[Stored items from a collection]

───

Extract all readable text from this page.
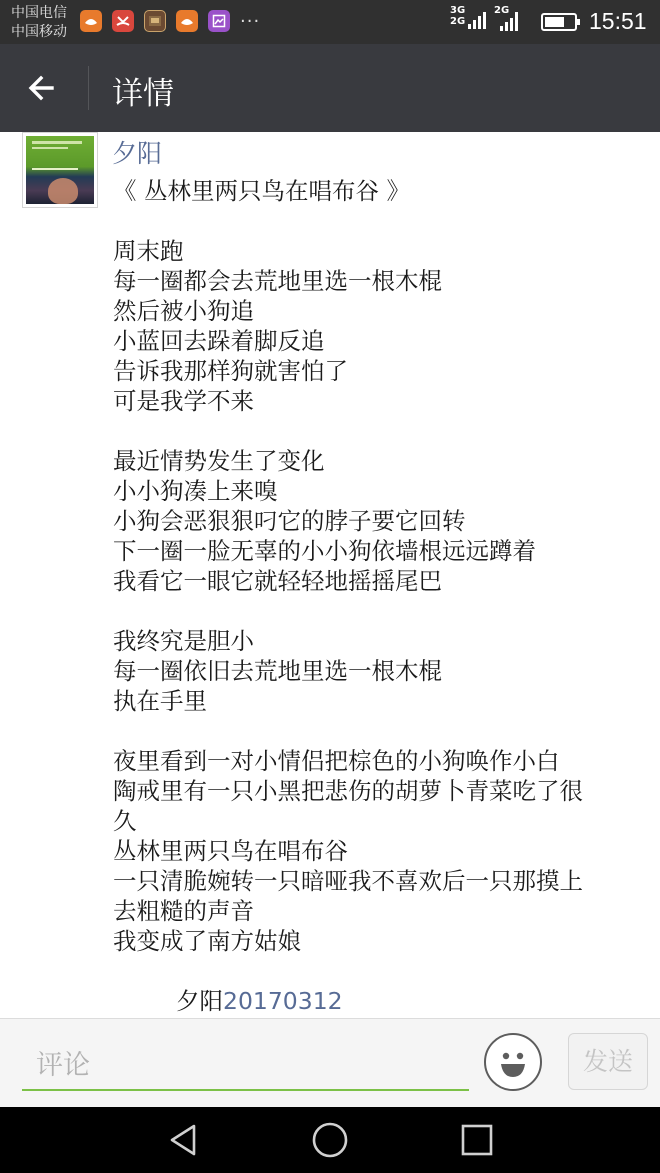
中国电信
中国移动
···	3G
2G
2G	15:51
详情
夕阳
《 丛林里两只鸟在唱布谷 》
周末跑
每一圈都会去荒地里选一根木棍
然后被小狗追
小蓝回去跺着脚反追
告诉我那样狗就害怕了
可是我学不来
最近情势发生了变化
小小狗凑上来嗅
小狗会恶狠狠叼它的脖子要它回转
下一圈一脸无辜的小小狗依墙根远远蹲着
我看它一眼它就轻轻地摇摇尾巴
我终究是胆小
每一圈依旧去荒地里选一根木棍
执在手里
夜里看到一对小情侣把棕色的小狗唤作小白
陶戒里有一只小黑把悲伤的胡萝卜青菜吃了很
久
丛林里两只鸟在唱布谷
一只清脆婉转一只暗哑我不喜欢后一只那摸上
去粗糙的声音
我变成了南方姑娘
夕阳20170312
评论
发送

───

> **Prompt**:
Without the pictures, write out the whole listing above exactly as it appears.

> **Answer to this exercise**:
Extract all readable text from this page.
中国电信
中国移动
···	3G
2G
2G	15:51
详情
夕阳
《 丛林里两只鸟在唱布谷 》
周末跑
每一圈都会去荒地里选一根木棍
然后被小狗追
小蓝回去跺着脚反追
告诉我那样狗就害怕了
可是我学不来
最近情势发生了变化
小小狗凑上来嗅
小狗会恶狠狠叼它的脖子要它回转
下一圈一脸无辜的小小狗依墙根远远蹲着
我看它一眼它就轻轻地摇摇尾巴
我终究是胆小
每一圈依旧去荒地里选一根木棍
执在手里
夜里看到一对小情侣把棕色的小狗唤作小白
陶戒里有一只小黑把悲伤的胡萝卜青菜吃了很
久
丛林里两只鸟在唱布谷
一只清脆婉转一只暗哑我不喜欢后一只那摸上
去粗糙的声音
我变成了南方姑娘
夕阳20170312
评论
发送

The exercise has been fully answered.